WORK REQUIRED:
Show every line in the entries below where the word "Обеспечение" appears.

=== DATA ROWS ===

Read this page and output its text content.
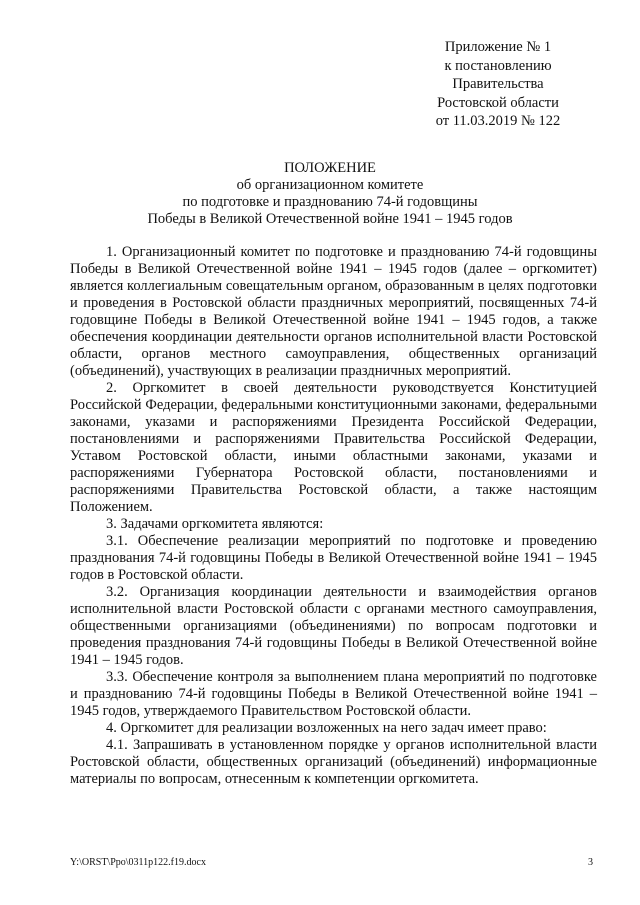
Приложение № 1
к постановлению
Правительства
Ростовской области
от 11.03.2019 № 122
ПОЛОЖЕНИЕ
об организационном комитете
по подготовке и празднованию 74-й годовщины
Победы в Великой Отечественной войне 1941 – 1945 годов

1. Организационный комитет по подготовке и празднованию 74-й годовщины Победы в Великой Отечественной войне 1941 – 1945 годов (далее – оргкомитет) является коллегиальным совещательным органом, образованным в целях подготовки и проведения в Ростовской области праздничных мероприятий, посвященных 74-й годовщине Победы в Великой Отечественной войне 1941 – 1945 годов, а также обеспечения координации деятельности органов исполнительной власти Ростовской области, органов местного самоуправления, общественных организаций (объединений), участвующих в реализации праздничных мероприятий.

2. Оргкомитет в своей деятельности руководствуется Конституцией Российской Федерации, федеральными конституционными законами, федеральными законами, указами и распоряжениями Президента Российской Федерации, постановлениями и распоряжениями Правительства Российской Федерации, Уставом Ростовской области, иными областными законами, указами и распоряжениями Губернатора Ростовской области, постановлениями и распоряжениями Правительства Ростовской области, а также настоящим Положением.

3. Задачами оргкомитета являются:

3.1. Обеспечение реализации мероприятий по подготовке и проведению празднования 74-й годовщины Победы в Великой Отечественной войне 1941 – 1945 годов в Ростовской области.

3.2. Организация координации деятельности и взаимодействия органов исполнительной власти Ростовской области с органами местного самоуправления, общественными организациями (объединениями) по вопросам подготовки и проведения празднования 74-й годовщины Победы в Великой Отечественной войне 1941 – 1945 годов.

3.3. Обеспечение контроля за выполнением плана мероприятий по подготовке и празднованию 74-й годовщины Победы в Великой Отечественной войне 1941 – 1945 годов, утверждаемого Правительством Ростовской области.

4. Оргкомитет для реализации возложенных на него задач имеет право:

4.1. Запрашивать в установленном порядке у органов исполнительной власти Ростовской области, общественных организаций (объединений) информационные материалы по вопросам, отнесенным к компетенции оргкомитета.

Y:\ORST\Ppo\0311p122.f19.docx	3
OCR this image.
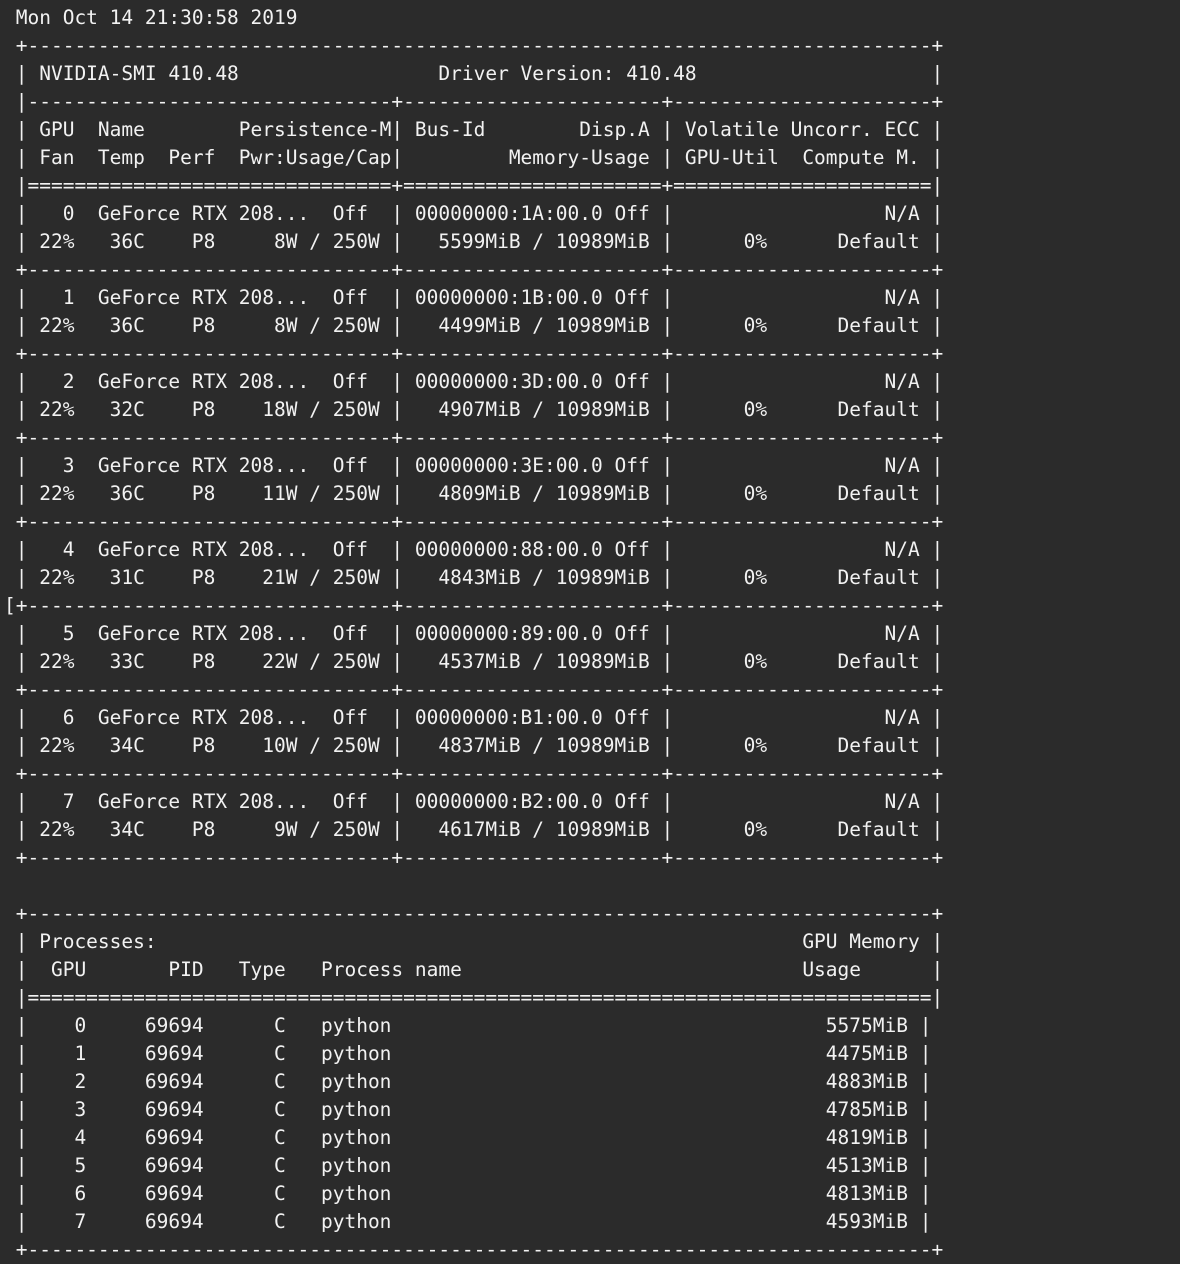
Mon Oct 14 21:30:58 2019
+-----------------------------------------------------------------------------+
| NVIDIA-SMI 410.48                 Driver Version: 410.48                    |
|-------------------------------+----------------------+----------------------+
| GPU  Name        Persistence-M| Bus-Id        Disp.A | Volatile Uncorr. ECC |
| Fan  Temp  Perf  Pwr:Usage/Cap|         Memory-Usage | GPU-Util  Compute M. |
|===============================+======================+======================|
|   0  GeForce RTX 208...  Off  | 00000000:1A:00.0 Off |                  N/A |
| 22%   36C    P8     8W / 250W |   5599MiB / 10989MiB |      0%      Default |
+-------------------------------+----------------------+----------------------+
|   1  GeForce RTX 208...  Off  | 00000000:1B:00.0 Off |                  N/A |
| 22%   36C    P8     8W / 250W |   4499MiB / 10989MiB |      0%      Default |
+-------------------------------+----------------------+----------------------+
|   2  GeForce RTX 208...  Off  | 00000000:3D:00.0 Off |                  N/A |
| 22%   32C    P8    18W / 250W |   4907MiB / 10989MiB |      0%      Default |
+-------------------------------+----------------------+----------------------+
|   3  GeForce RTX 208...  Off  | 00000000:3E:00.0 Off |                  N/A |
| 22%   36C    P8    11W / 250W |   4809MiB / 10989MiB |      0%      Default |
+-------------------------------+----------------------+----------------------+
|   4  GeForce RTX 208...  Off  | 00000000:88:00.0 Off |                  N/A |
| 22%   31C    P8    21W / 250W |   4843MiB / 10989MiB |      0%      Default |
[+-------------------------------+----------------------+----------------------+
|   5  GeForce RTX 208...  Off  | 00000000:89:00.0 Off |                  N/A |
| 22%   33C    P8    22W / 250W |   4537MiB / 10989MiB |      0%      Default |
+-------------------------------+----------------------+----------------------+
|   6  GeForce RTX 208...  Off  | 00000000:B1:00.0 Off |                  N/A |
| 22%   34C    P8    10W / 250W |   4837MiB / 10989MiB |      0%      Default |
+-------------------------------+----------------------+----------------------+
|   7  GeForce RTX 208...  Off  | 00000000:B2:00.0 Off |                  N/A |
| 22%   34C    P8     9W / 250W |   4617MiB / 10989MiB |      0%      Default |
+-------------------------------+----------------------+----------------------+

+-----------------------------------------------------------------------------+
| Processes:                                                       GPU Memory |
|  GPU       PID   Type   Process name                             Usage      |
|=============================================================================|
|    0     69694      C   python                                     5575MiB |
|    1     69694      C   python                                     4475MiB |
|    2     69694      C   python                                     4883MiB |
|    3     69694      C   python                                     4785MiB |
|    4     69694      C   python                                     4819MiB |
|    5     69694      C   python                                     4513MiB |
|    6     69694      C   python                                     4813MiB |
|    7     69694      C   python                                     4593MiB |
+-----------------------------------------------------------------------------+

===

PROBLEM SOLUTION:
3.1. Обеспечение реализации мероприятий по подготовке и проведению празднования 74-й годовщины Победы в Великой Отечественной войне 1941 – 1945 годов в Ростовской области.
3.3. Обеспечение контроля за выполнением плана мероприятий по подготовке и празднованию 74-й годовщины Победы в Великой Отечественной войне 1941 – 1945 годов, утверждаемого Правительством Ростовской области.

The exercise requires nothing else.